**WHAT IS NEEDED:**
Write out all the data again, exactly as it stands.

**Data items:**
# # #

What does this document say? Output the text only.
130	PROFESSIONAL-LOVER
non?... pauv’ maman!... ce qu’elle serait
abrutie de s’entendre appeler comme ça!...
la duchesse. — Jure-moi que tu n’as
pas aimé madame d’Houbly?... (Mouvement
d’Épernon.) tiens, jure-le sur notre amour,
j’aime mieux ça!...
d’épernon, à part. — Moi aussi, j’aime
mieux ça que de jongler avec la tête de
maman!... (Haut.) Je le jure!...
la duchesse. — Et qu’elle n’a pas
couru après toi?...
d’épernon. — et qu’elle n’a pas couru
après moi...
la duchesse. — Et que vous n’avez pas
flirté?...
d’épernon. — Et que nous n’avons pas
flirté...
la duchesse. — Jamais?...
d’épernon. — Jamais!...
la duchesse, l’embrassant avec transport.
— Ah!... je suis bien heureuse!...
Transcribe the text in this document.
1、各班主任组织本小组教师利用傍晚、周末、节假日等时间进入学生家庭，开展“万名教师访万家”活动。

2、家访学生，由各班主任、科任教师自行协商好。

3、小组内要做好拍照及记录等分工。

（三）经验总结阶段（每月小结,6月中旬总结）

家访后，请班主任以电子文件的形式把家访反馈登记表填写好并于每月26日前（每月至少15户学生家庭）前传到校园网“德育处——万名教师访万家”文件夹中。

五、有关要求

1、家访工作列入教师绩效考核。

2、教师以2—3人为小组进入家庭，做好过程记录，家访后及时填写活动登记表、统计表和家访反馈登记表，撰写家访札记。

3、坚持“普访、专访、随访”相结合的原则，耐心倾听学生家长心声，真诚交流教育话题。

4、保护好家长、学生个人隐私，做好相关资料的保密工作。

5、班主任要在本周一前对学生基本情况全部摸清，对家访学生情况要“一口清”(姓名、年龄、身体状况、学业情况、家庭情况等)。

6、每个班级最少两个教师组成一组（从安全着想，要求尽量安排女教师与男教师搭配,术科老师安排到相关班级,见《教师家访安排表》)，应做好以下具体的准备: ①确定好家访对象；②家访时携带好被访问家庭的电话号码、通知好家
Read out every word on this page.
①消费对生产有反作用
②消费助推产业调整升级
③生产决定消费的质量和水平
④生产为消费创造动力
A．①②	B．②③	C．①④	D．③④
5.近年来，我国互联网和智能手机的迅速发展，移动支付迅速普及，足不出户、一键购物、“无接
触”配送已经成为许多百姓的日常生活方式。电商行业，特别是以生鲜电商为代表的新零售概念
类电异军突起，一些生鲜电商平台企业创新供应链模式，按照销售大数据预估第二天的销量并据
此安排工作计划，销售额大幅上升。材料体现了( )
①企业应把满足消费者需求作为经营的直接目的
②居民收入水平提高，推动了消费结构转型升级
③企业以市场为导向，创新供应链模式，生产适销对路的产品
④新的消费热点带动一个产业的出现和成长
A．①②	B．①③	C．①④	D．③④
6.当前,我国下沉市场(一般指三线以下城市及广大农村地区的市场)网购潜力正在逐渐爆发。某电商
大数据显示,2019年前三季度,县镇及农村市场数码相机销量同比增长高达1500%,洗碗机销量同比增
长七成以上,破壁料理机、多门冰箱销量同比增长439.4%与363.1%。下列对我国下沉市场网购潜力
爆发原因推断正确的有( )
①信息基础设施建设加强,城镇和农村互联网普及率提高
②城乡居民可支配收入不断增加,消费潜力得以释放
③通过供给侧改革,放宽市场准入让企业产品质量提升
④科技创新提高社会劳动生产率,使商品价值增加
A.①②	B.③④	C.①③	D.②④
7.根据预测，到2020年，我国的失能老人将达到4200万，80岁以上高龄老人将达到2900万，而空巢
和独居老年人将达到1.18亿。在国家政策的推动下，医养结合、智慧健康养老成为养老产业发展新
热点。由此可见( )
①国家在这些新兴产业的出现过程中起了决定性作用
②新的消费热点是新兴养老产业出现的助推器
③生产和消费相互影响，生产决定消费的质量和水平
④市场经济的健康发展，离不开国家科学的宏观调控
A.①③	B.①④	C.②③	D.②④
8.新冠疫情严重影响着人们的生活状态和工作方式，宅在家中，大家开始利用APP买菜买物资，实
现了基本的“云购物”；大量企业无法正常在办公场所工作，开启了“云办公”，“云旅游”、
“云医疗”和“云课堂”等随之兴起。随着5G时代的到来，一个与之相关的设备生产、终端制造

# # #

**FINISHED ANSWER:**
What does this document say? Output the text only.
130	PROFESSIONAL-LOVER
non?... pauv’ maman!... ce qu’elle serait
abrutie de s’entendre appeler comme ça!...
la duchesse. — Jure-moi que tu n’as
pas aimé madame d’Houbly?... (Mouvement
d’Épernon.) tiens, jure-le sur notre amour,
j’aime mieux ça!...
d’épernon, à part. — Moi aussi, j’aime
mieux ça que de jongler avec la tête de
maman!... (Haut.) Je le jure!...
la duchesse. — Et qu’elle n’a pas
couru après toi?...
d’épernon. — et qu’elle n’a pas couru
après moi...
la duchesse. — Et que vous n’avez pas
flirté?...
d’épernon. — Et que nous n’avons pas
flirté...
la duchesse. — Jamais?...
d’épernon. — Jamais!...
la duchesse, l’embrassant avec transport.
— Ah!... je suis bien heureuse!...
Transcribe the text in this document.
1、各班主任组织本小组教师利用傍晚、周末、节假日等时间进入学生家庭，开展“万名教师访万家”活动。

2、家访学生，由各班主任、科任教师自行协商好。

3、小组内要做好拍照及记录等分工。

（三）经验总结阶段（每月小结,6月中旬总结）

家访后，请班主任以电子文件的形式把家访反馈登记表填写好并于每月26日前（每月至少15户学生家庭）前传到校园网“德育处——万名教师访万家”文件夹中。

五、有关要求

1、家访工作列入教师绩效考核。

2、教师以2—3人为小组进入家庭，做好过程记录，家访后及时填写活动登记表、统计表和家访反馈登记表，撰写家访札记。

3、坚持“普访、专访、随访”相结合的原则，耐心倾听学生家长心声，真诚交流教育话题。

4、保护好家长、学生个人隐私，做好相关资料的保密工作。

5、班主任要在本周一前对学生基本情况全部摸清，对家访学生情况要“一口清”(姓名、年龄、身体状况、学业情况、家庭情况等)。

6、每个班级最少两个教师组成一组（从安全着想，要求尽量安排女教师与男教师搭配,术科老师安排到相关班级,见《教师家访安排表》)，应做好以下具体的准备: ①确定好家访对象；②家访时携带好被访问家庭的电话号码、通知好家
Read out every word on this page.
①消费对生产有反作用
②消费助推产业调整升级
③生产决定消费的质量和水平
④生产为消费创造动力
A．①②	B．②③	C．①④	D．③④
5.近年来，我国互联网和智能手机的迅速发展，移动支付迅速普及，足不出户、一键购物、“无接
触”配送已经成为许多百姓的日常生活方式。电商行业，特别是以生鲜电商为代表的新零售概念
类电异军突起，一些生鲜电商平台企业创新供应链模式，按照销售大数据预估第二天的销量并据
此安排工作计划，销售额大幅上升。材料体现了( )
①企业应把满足消费者需求作为经营的直接目的
②居民收入水平提高，推动了消费结构转型升级
③企业以市场为导向，创新供应链模式，生产适销对路的产品
④新的消费热点带动一个产业的出现和成长
A．①②	B．①③	C．①④	D．③④
6.当前,我国下沉市场(一般指三线以下城市及广大农村地区的市场)网购潜力正在逐渐爆发。某电商
大数据显示,2019年前三季度,县镇及农村市场数码相机销量同比增长高达1500%,洗碗机销量同比增
长七成以上,破壁料理机、多门冰箱销量同比增长439.4%与363.1%。下列对我国下沉市场网购潜力
爆发原因推断正确的有( )
①信息基础设施建设加强,城镇和农村互联网普及率提高
②城乡居民可支配收入不断增加,消费潜力得以释放
③通过供给侧改革,放宽市场准入让企业产品质量提升
④科技创新提高社会劳动生产率,使商品价值增加
A.①②	B.③④	C.①③	D.②④
7.根据预测，到2020年，我国的失能老人将达到4200万，80岁以上高龄老人将达到2900万，而空巢
和独居老年人将达到1.18亿。在国家政策的推动下，医养结合、智慧健康养老成为养老产业发展新
热点。由此可见( )
①国家在这些新兴产业的出现过程中起了决定性作用
②新的消费热点是新兴养老产业出现的助推器
③生产和消费相互影响，生产决定消费的质量和水平
④市场经济的健康发展，离不开国家科学的宏观调控
A.①③	B.①④	C.②③	D.②④
8.新冠疫情严重影响着人们的生活状态和工作方式，宅在家中，大家开始利用APP买菜买物资，实
现了基本的“云购物”；大量企业无法正常在办公场所工作，开启了“云办公”，“云旅游”、
“云医疗”和“云课堂”等随之兴起。随着5G时代的到来，一个与之相关的设备生产、终端制造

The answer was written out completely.